The problem -
List each line of the data that holds the word "Deus".

--- START OF Records to use ---

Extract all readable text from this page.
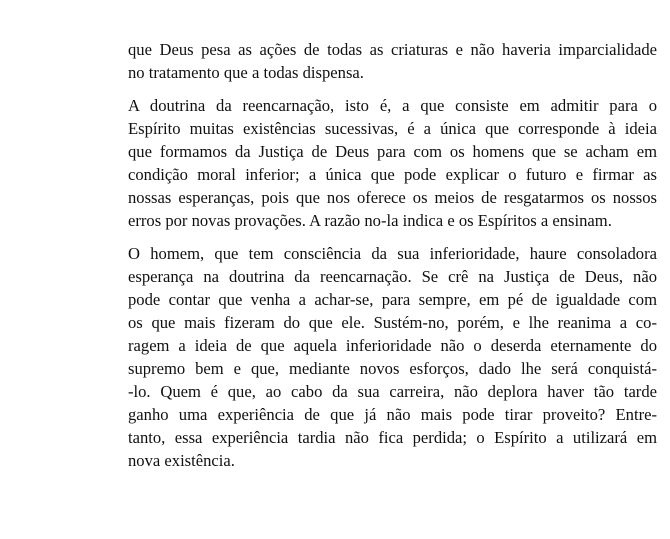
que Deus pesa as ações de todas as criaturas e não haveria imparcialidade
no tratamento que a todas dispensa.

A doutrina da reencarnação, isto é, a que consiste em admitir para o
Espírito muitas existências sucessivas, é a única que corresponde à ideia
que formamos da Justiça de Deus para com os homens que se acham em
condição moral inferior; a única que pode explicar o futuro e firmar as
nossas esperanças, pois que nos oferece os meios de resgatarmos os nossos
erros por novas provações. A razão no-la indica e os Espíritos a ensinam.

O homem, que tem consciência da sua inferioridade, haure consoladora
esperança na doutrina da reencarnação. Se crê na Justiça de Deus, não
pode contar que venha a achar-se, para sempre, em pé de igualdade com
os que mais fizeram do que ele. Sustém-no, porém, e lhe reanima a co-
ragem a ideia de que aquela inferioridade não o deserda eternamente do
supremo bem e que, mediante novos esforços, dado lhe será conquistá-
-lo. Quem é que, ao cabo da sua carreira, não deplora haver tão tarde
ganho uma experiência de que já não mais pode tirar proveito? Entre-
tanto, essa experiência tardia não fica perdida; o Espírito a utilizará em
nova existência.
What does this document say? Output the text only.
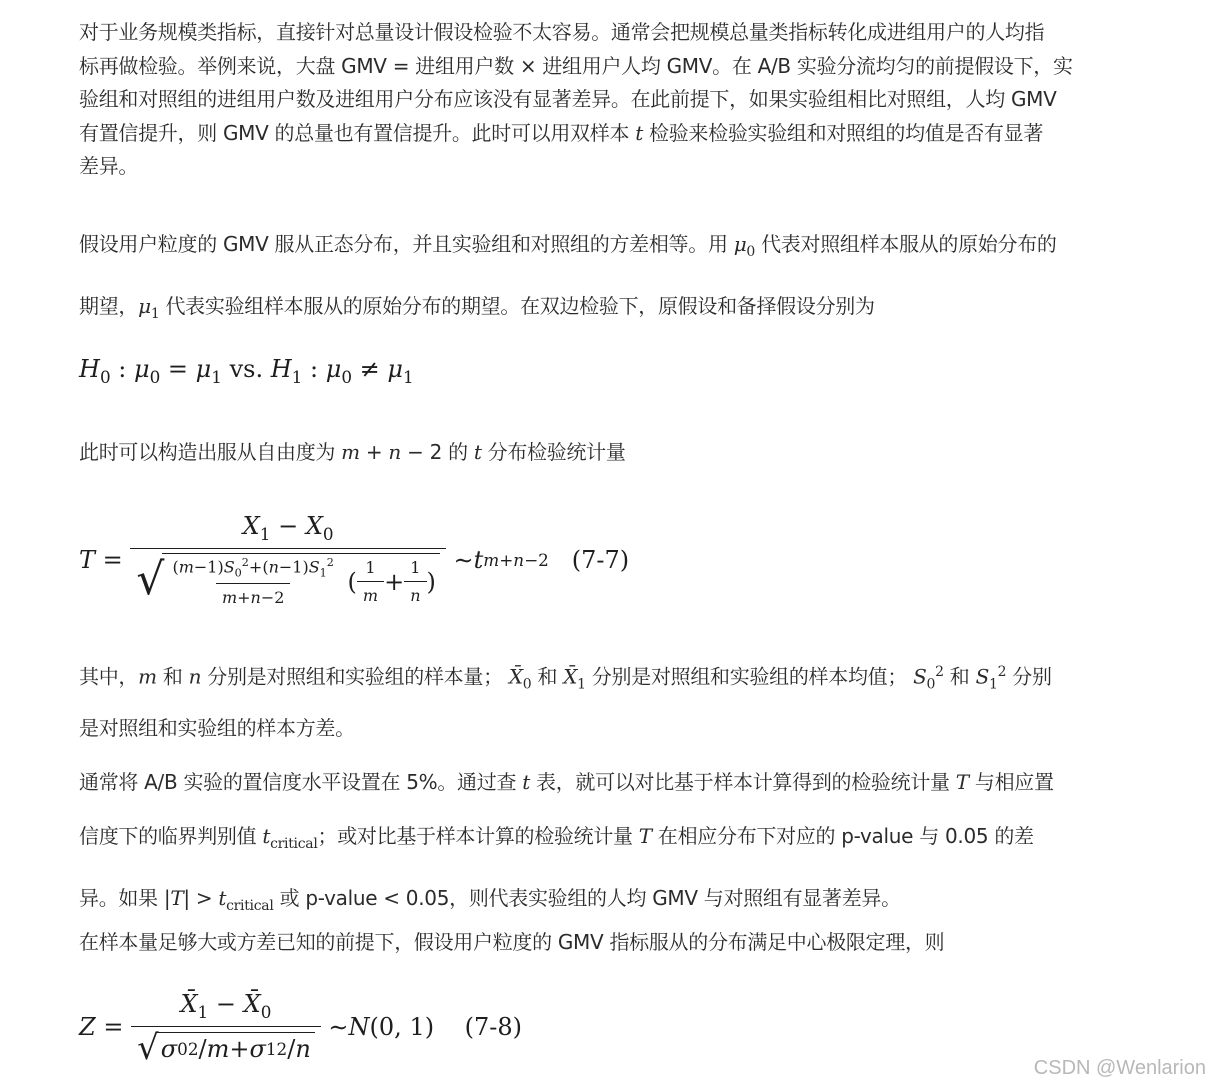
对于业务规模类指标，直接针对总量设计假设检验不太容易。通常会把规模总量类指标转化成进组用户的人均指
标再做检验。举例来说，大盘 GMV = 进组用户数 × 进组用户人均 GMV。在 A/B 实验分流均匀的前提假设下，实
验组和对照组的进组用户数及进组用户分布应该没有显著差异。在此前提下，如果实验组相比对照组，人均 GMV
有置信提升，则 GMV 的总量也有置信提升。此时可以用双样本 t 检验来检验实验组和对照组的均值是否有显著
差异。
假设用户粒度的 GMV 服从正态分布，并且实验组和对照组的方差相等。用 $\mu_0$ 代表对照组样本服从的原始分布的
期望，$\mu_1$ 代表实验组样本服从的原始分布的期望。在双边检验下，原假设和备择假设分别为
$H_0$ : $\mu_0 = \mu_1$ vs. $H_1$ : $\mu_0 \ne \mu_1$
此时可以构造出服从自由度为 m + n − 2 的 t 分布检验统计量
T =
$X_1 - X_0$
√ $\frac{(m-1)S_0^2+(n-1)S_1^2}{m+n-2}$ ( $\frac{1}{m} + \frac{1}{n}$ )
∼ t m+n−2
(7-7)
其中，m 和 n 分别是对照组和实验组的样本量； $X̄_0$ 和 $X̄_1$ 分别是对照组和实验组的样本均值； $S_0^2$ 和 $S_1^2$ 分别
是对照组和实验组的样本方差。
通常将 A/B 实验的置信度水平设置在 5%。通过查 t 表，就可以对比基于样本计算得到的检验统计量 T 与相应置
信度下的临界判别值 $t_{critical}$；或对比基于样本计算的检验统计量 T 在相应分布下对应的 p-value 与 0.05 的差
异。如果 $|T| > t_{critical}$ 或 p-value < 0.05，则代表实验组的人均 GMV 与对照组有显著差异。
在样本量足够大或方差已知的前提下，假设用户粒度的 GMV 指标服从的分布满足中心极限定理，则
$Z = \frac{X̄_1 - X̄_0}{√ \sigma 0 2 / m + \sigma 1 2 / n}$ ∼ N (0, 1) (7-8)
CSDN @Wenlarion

--- END OF Records to use ---
--- START OF Records to use ---

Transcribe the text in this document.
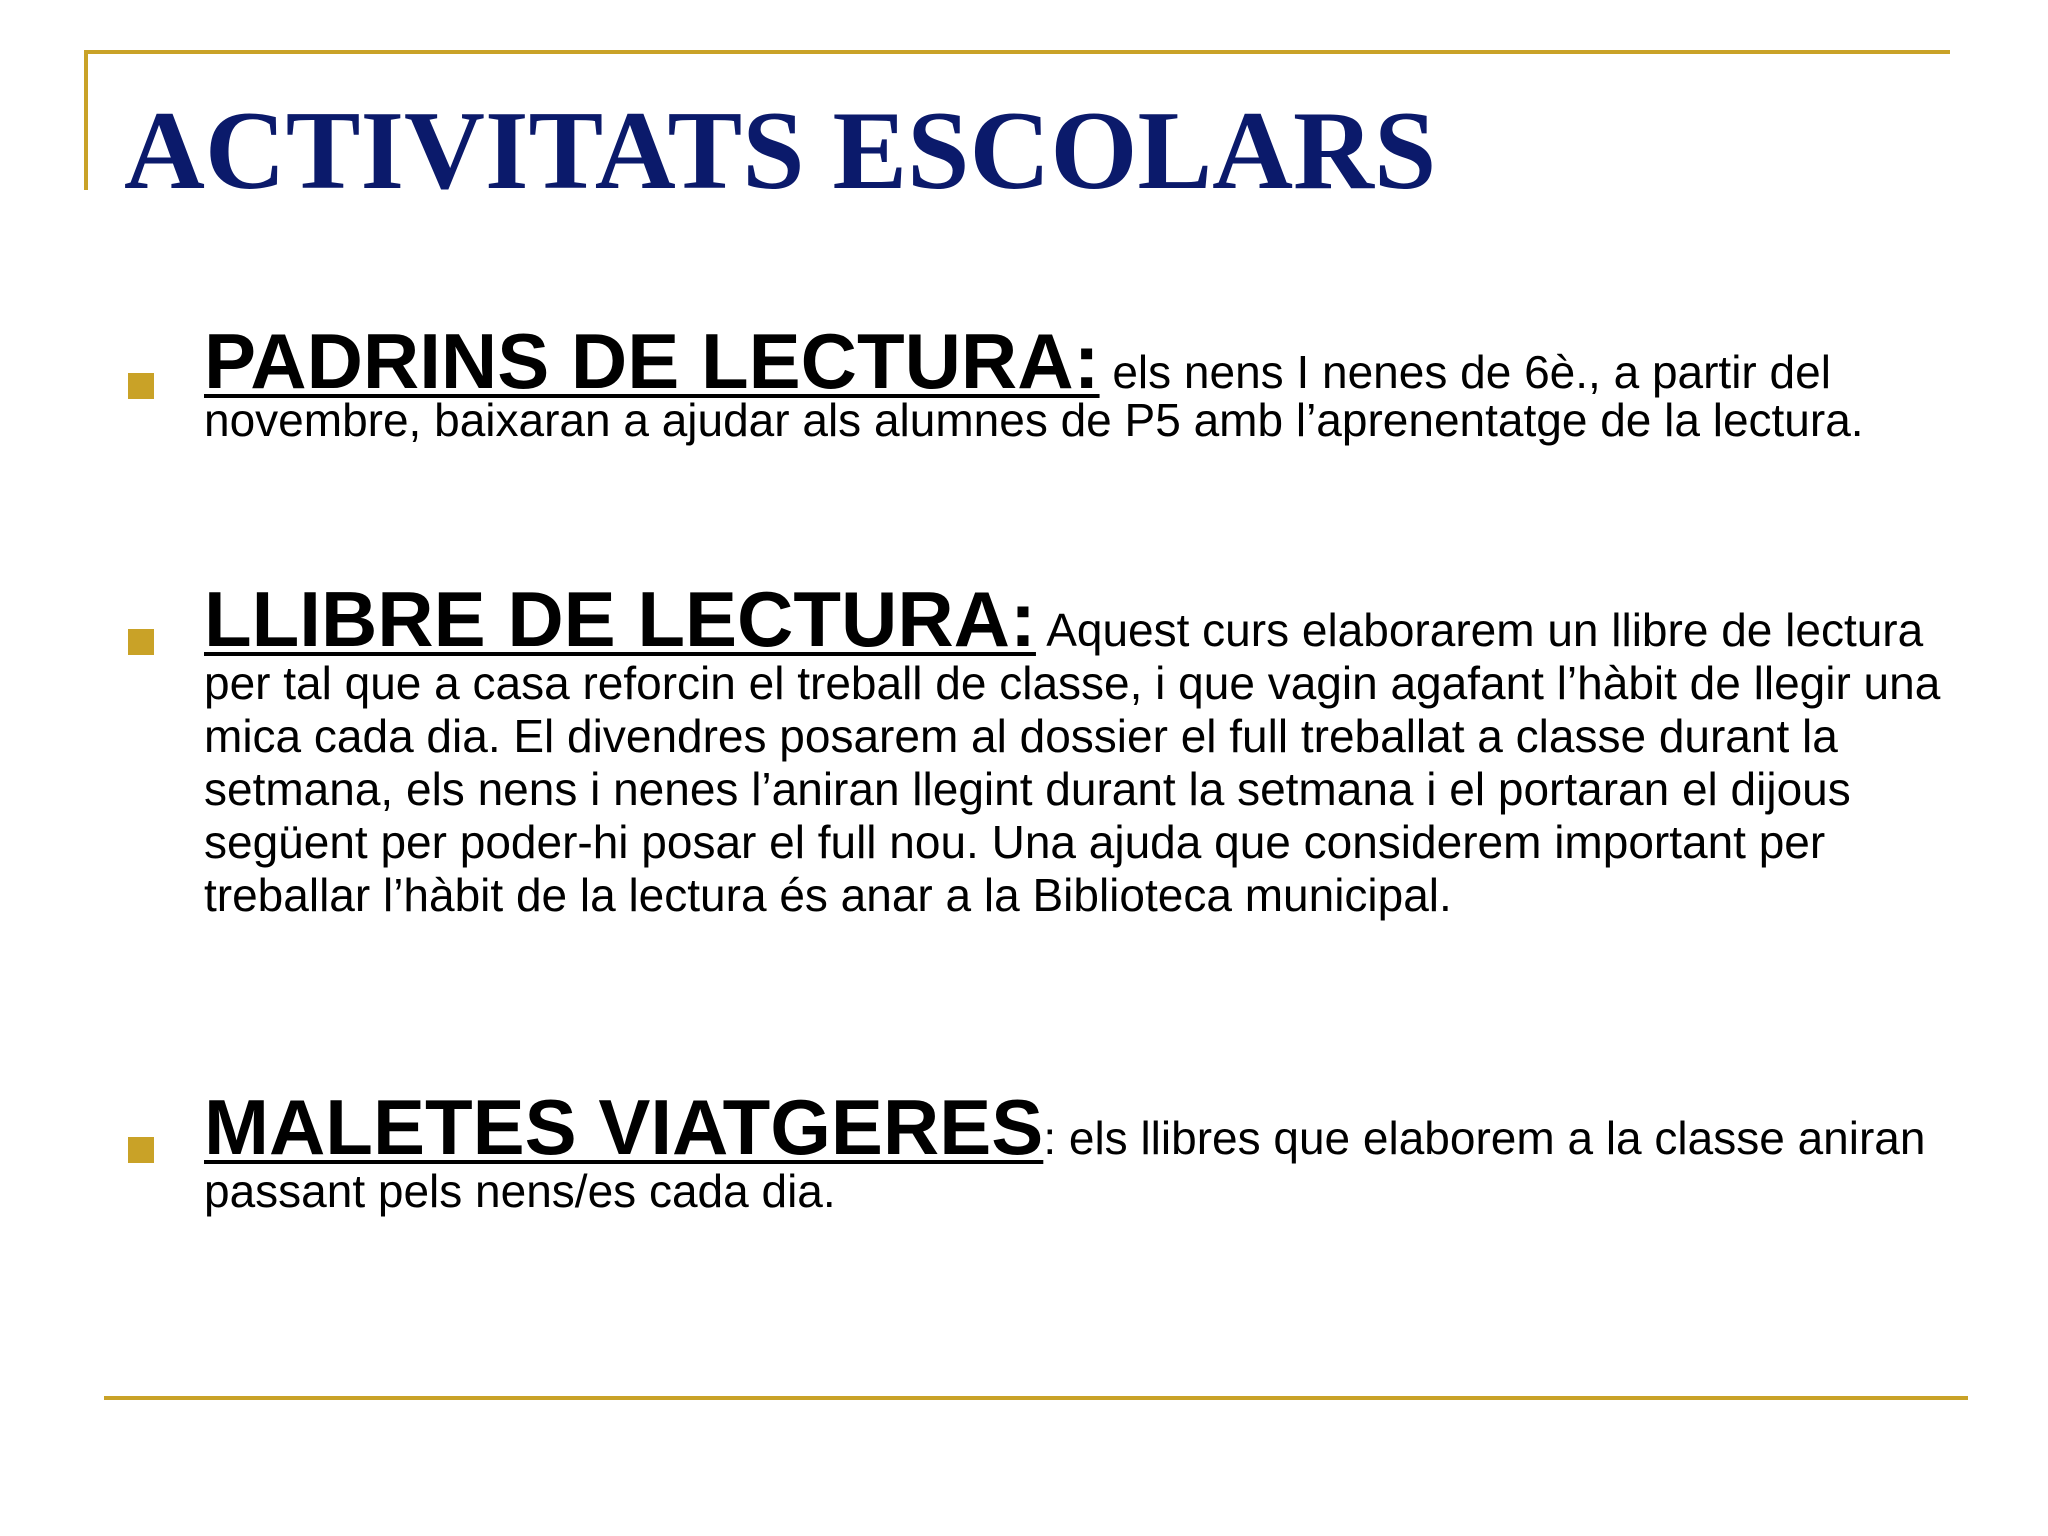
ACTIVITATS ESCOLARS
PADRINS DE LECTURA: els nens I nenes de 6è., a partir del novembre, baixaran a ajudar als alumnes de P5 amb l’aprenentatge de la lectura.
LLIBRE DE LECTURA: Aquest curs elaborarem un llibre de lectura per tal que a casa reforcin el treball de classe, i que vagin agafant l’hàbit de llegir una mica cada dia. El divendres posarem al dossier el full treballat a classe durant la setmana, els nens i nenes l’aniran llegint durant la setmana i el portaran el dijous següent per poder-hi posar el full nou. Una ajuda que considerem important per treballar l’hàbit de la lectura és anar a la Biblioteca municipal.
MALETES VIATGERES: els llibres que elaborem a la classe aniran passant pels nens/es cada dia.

--- END OF Records to use ---

Response to the task -
que Deus pesa as ações de todas as criaturas e não haveria imparcialidade
que formamos da Justiça de Deus para com os homens que se acham em
esperança na doutrina da reencarnação. Se crê na Justiça de Deus, não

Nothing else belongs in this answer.